Directive:
Set down each line of the material that follows, exactly, with no pictures.
:: Extracted records
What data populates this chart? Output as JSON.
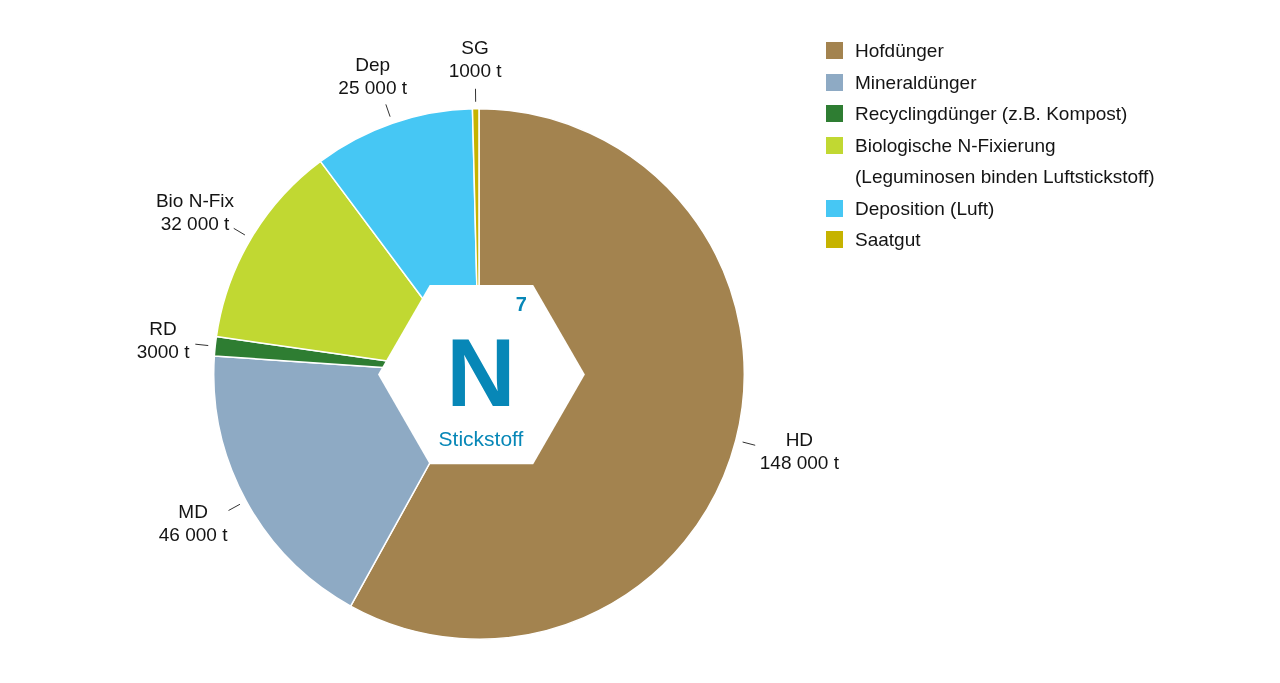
{
  "chart_data": {
    "type": "pie",
    "categories": [
      "Hofdünger",
      "Mineraldünger",
      "Recyclingdünger (z.B. Kompost)",
      "Biologische N-Fixierung (Leguminosen binden Luftstickstoff)",
      "Deposition (Luft)",
      "Saatgut"
    ],
    "values": [
      148000,
      46000,
      3000,
      32000,
      25000,
      1000
    ],
    "colors": [
      "#a3834f",
      "#8eaac4",
      "#2e7d32",
      "#c1d832",
      "#46c7f4",
      "#c6b300"
    ],
    "value_labels": [
      "HD\n148 000 t",
      "MD\n46 000 t",
      "RD\n3000 t",
      "Bio N-Fix\n32 000 t",
      "Dep\n25 000 t",
      "SG\n1000 t"
    ],
    "annotations": [
      "7",
      "N",
      "Stickstoff"
    ],
    "legend": "top right"
  }
}
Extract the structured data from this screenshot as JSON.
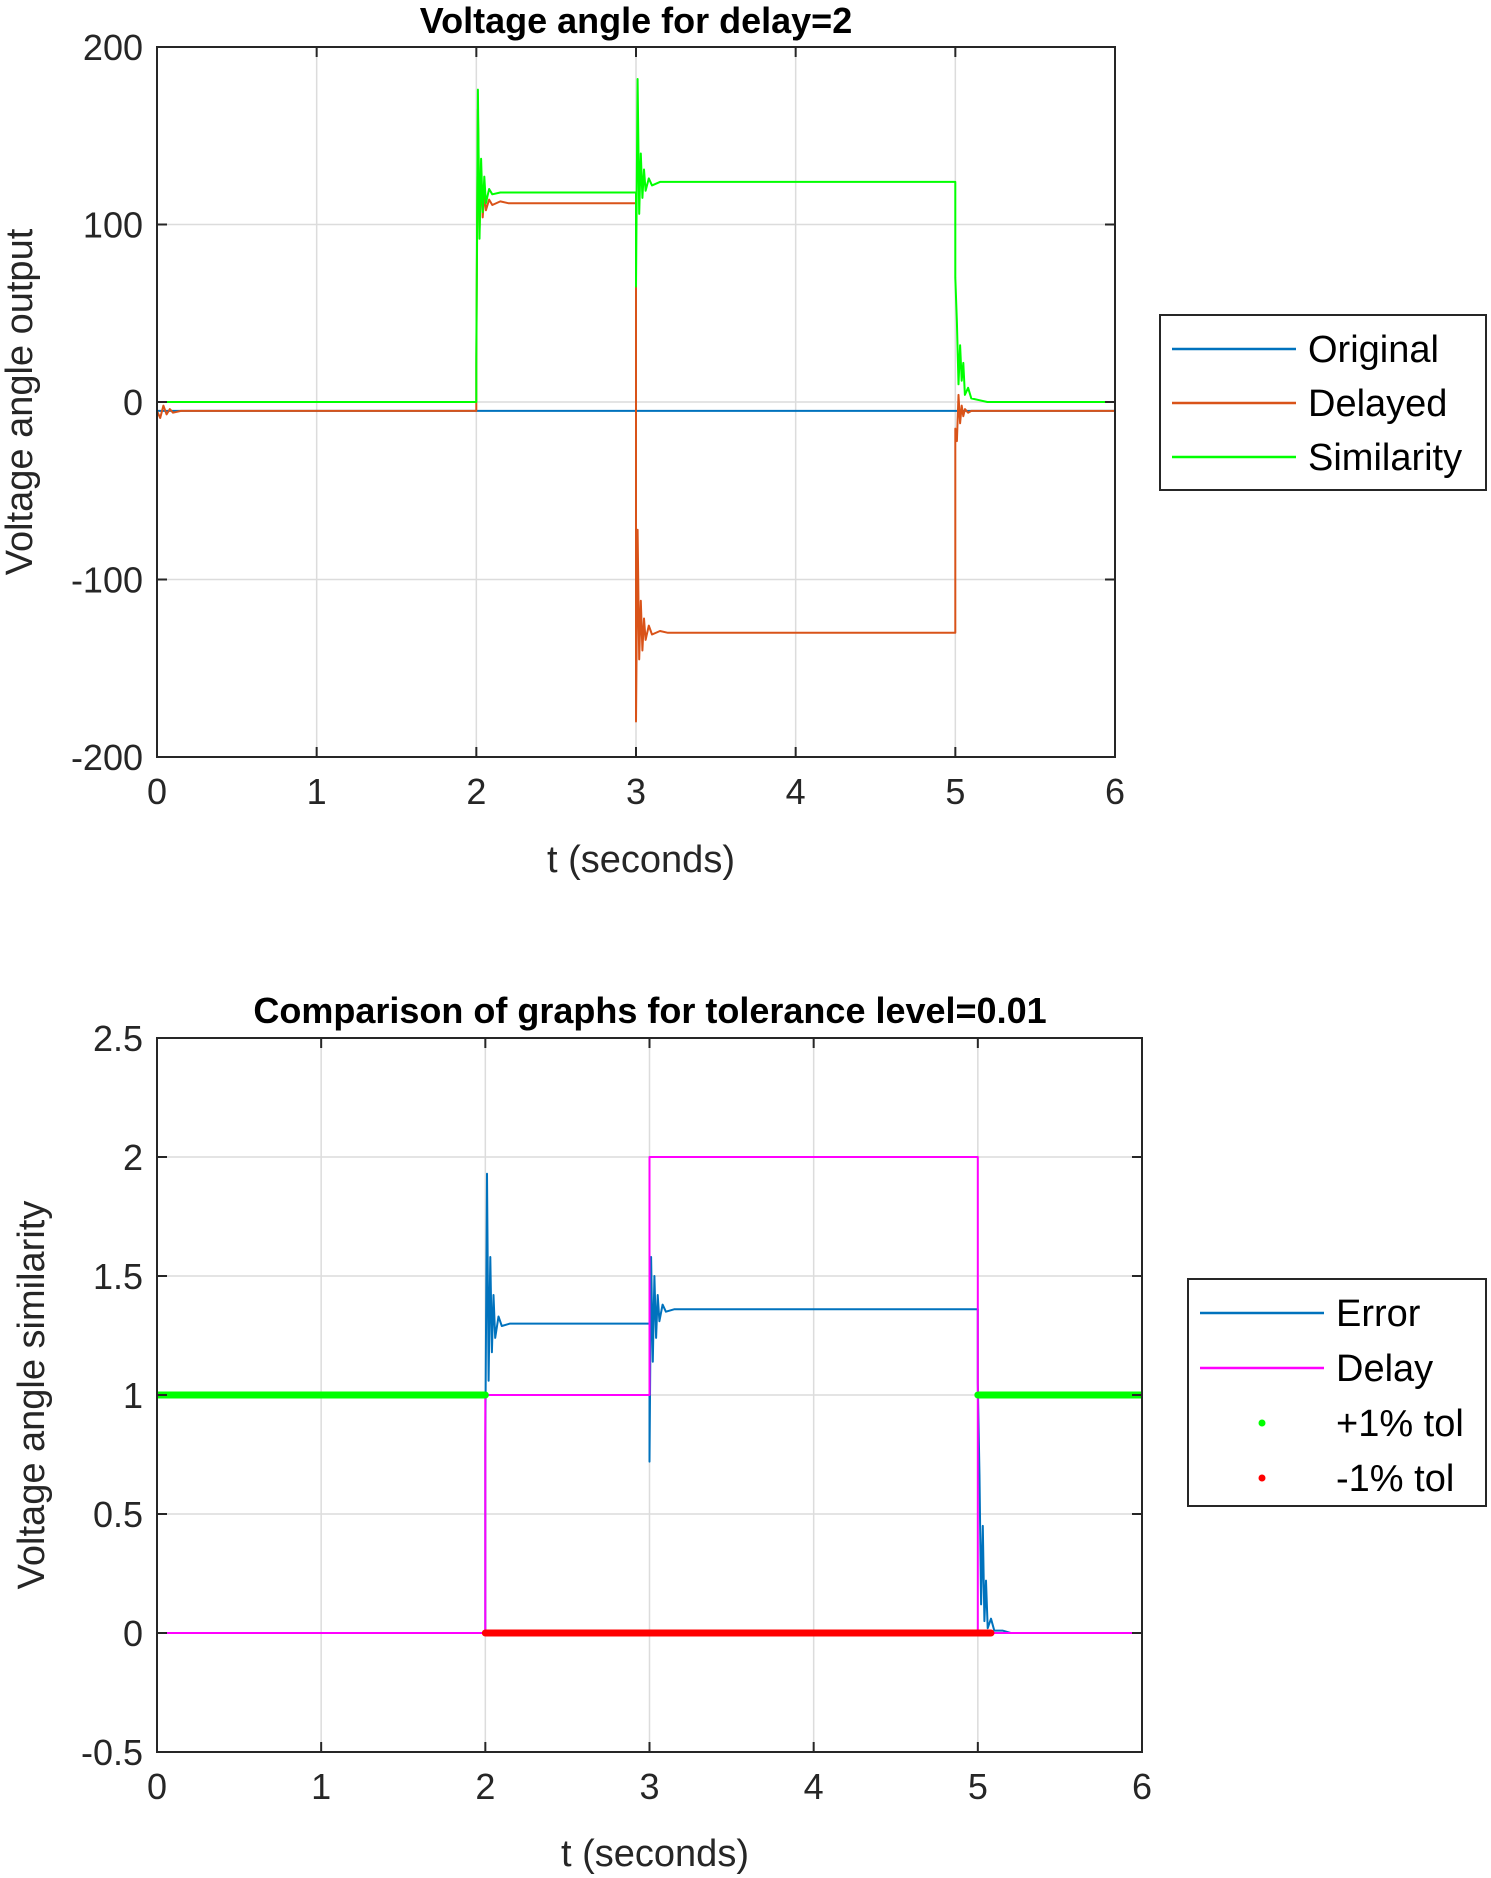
::::
Finished task:
What data populates this chart? Output as JSON.
{
  "chart_data": {
    "type": "pie",
    "categories": [
      "Hofdünger",
      "Mineraldünger",
      "Recyclingdünger (z.B. Kompost)",
      "Biologische N-Fixierung (Leguminosen binden Luftstickstoff)",
      "Deposition (Luft)",
      "Saatgut"
    ],
    "values": [
      148000,
      46000,
      3000,
      32000,
      25000,
      1000
    ],
    "colors": [
      "#a3834f",
      "#8eaac4",
      "#2e7d32",
      "#c1d832",
      "#46c7f4",
      "#c6b300"
    ],
    "value_labels": [
      "HD\n148 000 t",
      "MD\n46 000 t",
      "RD\n3000 t",
      "Bio N-Fix\n32 000 t",
      "Dep\n25 000 t",
      "SG\n1000 t"
    ],
    "annotations": [
      "7",
      "N",
      "Stickstoff"
    ],
    "legend": "top right"
  }
}
Extract the structured data from this screenshot as JSON.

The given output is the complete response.